> Given exercise
Extract each line holding the word "this" from the entries.

> Extracted information
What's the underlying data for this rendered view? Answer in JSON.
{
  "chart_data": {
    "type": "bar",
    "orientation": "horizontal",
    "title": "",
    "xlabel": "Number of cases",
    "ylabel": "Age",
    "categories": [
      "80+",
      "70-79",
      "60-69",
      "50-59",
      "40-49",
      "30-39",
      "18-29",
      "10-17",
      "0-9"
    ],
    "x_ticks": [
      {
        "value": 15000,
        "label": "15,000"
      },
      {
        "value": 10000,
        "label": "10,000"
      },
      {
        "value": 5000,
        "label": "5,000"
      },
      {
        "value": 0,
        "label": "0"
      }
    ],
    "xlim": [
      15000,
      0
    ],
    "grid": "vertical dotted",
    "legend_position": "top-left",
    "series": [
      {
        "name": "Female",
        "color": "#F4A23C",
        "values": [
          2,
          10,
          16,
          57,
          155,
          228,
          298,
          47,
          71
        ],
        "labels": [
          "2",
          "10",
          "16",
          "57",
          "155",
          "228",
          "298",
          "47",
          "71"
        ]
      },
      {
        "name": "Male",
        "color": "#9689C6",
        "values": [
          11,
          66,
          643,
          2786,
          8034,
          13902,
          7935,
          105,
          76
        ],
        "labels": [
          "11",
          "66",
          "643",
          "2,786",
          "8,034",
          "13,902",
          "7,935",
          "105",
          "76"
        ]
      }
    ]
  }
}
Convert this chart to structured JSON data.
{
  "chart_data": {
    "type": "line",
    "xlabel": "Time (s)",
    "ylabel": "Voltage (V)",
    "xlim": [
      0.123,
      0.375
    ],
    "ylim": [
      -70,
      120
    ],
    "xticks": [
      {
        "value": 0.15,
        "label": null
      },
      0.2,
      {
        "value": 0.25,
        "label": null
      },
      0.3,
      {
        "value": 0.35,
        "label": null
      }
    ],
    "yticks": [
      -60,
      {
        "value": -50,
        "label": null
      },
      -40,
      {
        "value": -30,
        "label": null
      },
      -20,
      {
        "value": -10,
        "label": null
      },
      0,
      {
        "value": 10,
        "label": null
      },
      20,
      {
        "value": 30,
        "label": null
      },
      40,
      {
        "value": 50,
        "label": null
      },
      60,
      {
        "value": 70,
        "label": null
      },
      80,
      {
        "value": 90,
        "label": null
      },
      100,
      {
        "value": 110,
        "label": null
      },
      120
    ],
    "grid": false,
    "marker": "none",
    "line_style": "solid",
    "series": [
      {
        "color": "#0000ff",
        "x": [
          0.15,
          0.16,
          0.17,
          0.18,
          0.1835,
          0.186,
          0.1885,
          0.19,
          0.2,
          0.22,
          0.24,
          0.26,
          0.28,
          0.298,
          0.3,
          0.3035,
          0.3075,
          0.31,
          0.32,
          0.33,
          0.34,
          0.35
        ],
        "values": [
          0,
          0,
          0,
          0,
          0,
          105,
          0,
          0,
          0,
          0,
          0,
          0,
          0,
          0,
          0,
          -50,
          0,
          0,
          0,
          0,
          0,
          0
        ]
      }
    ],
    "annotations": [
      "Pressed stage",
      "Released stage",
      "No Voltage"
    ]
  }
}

> Problem solution
What's the underlying data for this rendered view? Answer in JSON.
Convert this chart to structured JSON data.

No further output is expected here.